YOUR GOAL: Write out the listing below in full and exactly, leaving out every picture.

-- Start INFORMATION SUPPLIED --

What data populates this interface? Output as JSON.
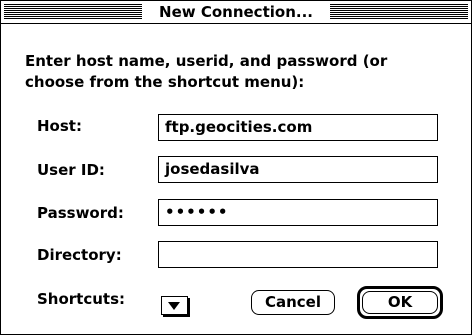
{
  "window": {
    "title": "New Connection..."
  },
  "prompt": {
    "line1": "Enter host name, userid, and password (or",
    "line2": "choose from the shortcut menu):"
  },
  "fields": {
    "host": {
      "label": "Host:",
      "value": "ftp.geocities.com"
    },
    "userid": {
      "label": "User ID:",
      "value": "josedasilva"
    },
    "password": {
      "label": "Password:",
      "value": "••••••"
    },
    "directory": {
      "label": "Directory:",
      "value": ""
    }
  },
  "shortcuts": {
    "label": "Shortcuts:"
  },
  "buttons": {
    "cancel": "Cancel",
    "ok": "OK"
  }
}
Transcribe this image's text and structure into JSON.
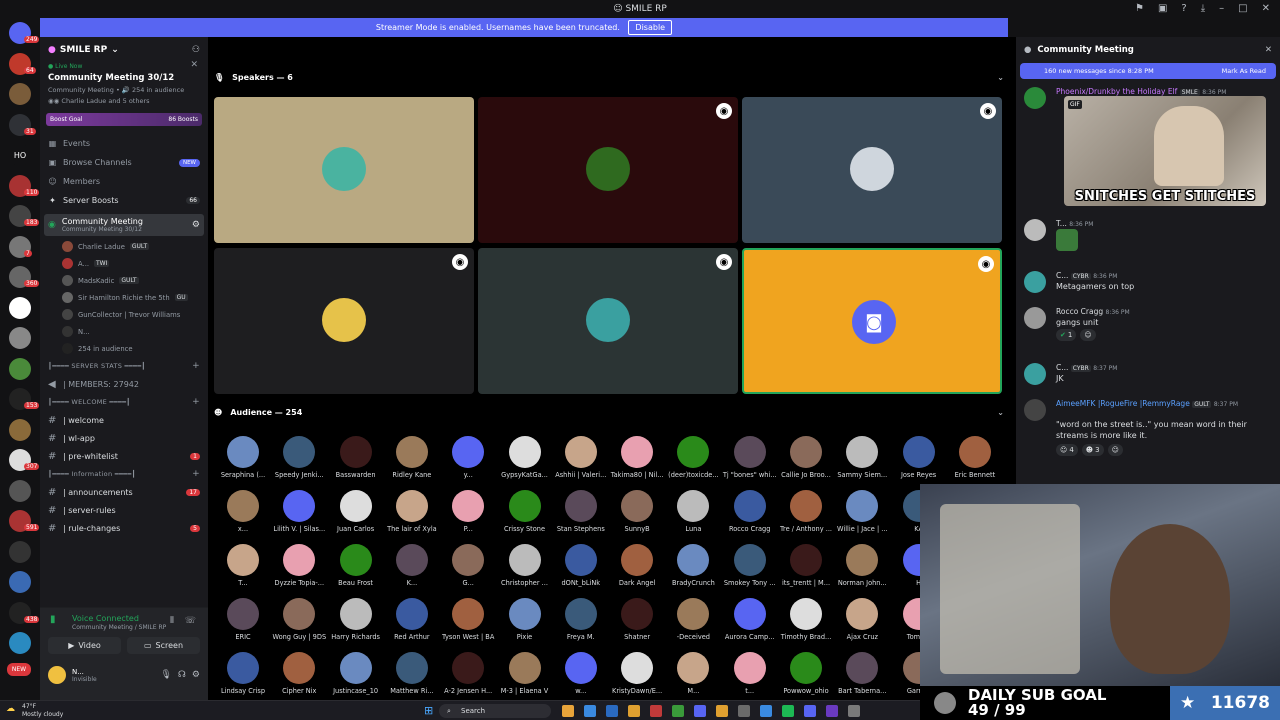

-- End INFORMATION SUPPLIED --

SOLUTION TO THIS TASK:
What data populates this interface? Output as JSON.
{
  "window": {
    "title": "New Connection..."
  },
  "prompt": {
    "line1": "Enter host name, userid, and password (or",
    "line2": "choose from the shortcut menu):"
  },
  "fields": {
    "host": {
      "label": "Host:",
      "value": "ftp.geocities.com"
    },
    "userid": {
      "label": "User ID:",
      "value": "josedasilva"
    },
    "password": {
      "label": "Password:",
      "value": "••••••"
    },
    "directory": {
      "label": "Directory:",
      "value": ""
    }
  },
  "shortcuts": {
    "label": "Shortcuts:"
  },
  "buttons": {
    "cancel": "Cancel",
    "ok": "OK"
  }
}
Transcribe this image's text and structure into JSON.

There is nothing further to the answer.